→ **Description of the task**: Reproduce every line of the listing as written, apart from the pictures.

Data records:

※

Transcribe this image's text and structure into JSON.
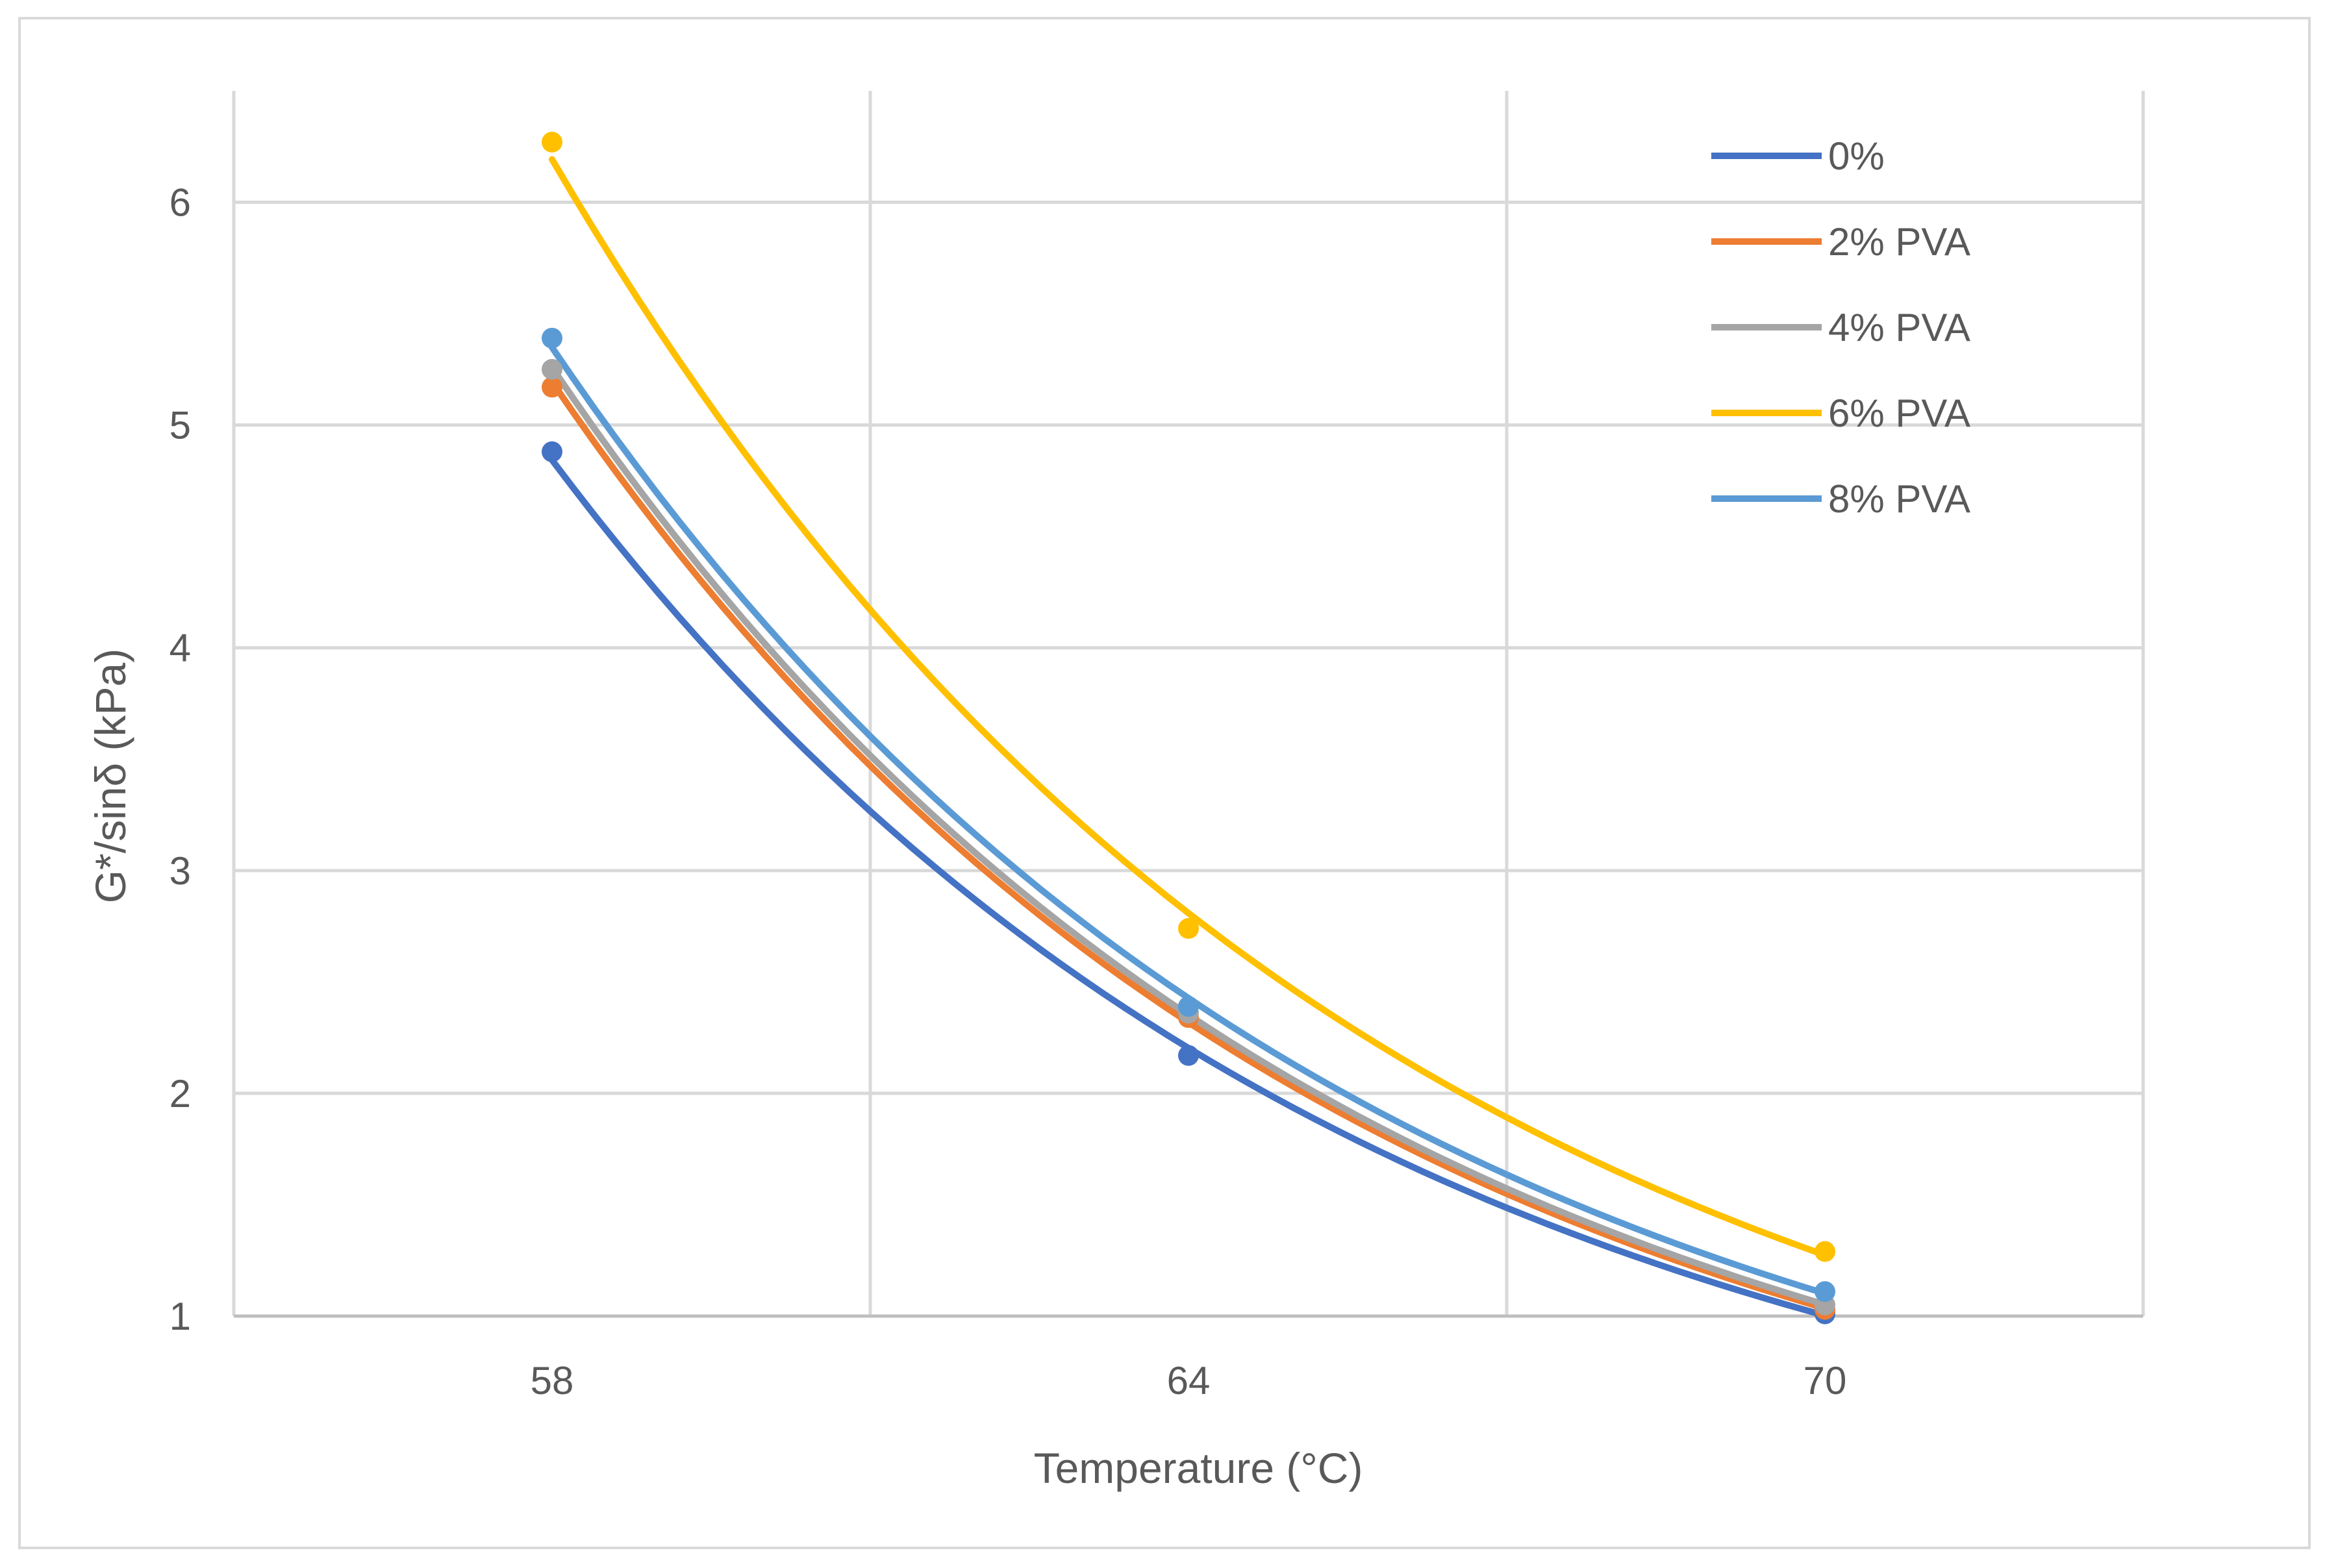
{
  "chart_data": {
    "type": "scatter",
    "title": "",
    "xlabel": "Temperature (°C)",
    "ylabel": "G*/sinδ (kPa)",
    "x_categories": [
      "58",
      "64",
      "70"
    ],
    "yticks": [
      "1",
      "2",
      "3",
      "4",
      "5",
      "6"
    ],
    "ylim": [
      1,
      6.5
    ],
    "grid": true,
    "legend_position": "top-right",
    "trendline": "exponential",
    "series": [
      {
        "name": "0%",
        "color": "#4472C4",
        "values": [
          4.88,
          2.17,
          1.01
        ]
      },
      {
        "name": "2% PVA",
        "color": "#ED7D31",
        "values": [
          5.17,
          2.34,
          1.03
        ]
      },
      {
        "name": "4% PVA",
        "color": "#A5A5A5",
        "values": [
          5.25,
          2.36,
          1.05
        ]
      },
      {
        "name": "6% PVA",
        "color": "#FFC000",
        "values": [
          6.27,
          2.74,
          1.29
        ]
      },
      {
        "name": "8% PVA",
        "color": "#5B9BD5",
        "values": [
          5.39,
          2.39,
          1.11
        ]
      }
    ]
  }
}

※

→ **Problem solution**:
Transcribe this image's text and structure into JSON.
{
  "chart_data": {
    "type": "scatter",
    "title": "",
    "xlabel": "Temperature (°C)",
    "ylabel": "G*/sinδ (kPa)",
    "x_categories": [
      "58",
      "64",
      "70"
    ],
    "yticks": [
      "1",
      "2",
      "3",
      "4",
      "5",
      "6"
    ],
    "ylim": [
      1,
      6.5
    ],
    "grid": true,
    "legend_position": "top-right",
    "trendline": "exponential",
    "series": [
      {
        "name": "0%",
        "color": "#4472C4",
        "values": [
          4.88,
          2.17,
          1.01
        ]
      },
      {
        "name": "2% PVA",
        "color": "#ED7D31",
        "values": [
          5.17,
          2.34,
          1.03
        ]
      },
      {
        "name": "4% PVA",
        "color": "#A5A5A5",
        "values": [
          5.25,
          2.36,
          1.05
        ]
      },
      {
        "name": "6% PVA",
        "color": "#FFC000",
        "values": [
          6.27,
          2.74,
          1.29
        ]
      },
      {
        "name": "8% PVA",
        "color": "#5B9BD5",
        "values": [
          5.39,
          2.39,
          1.11
        ]
      }
    ]
  }
}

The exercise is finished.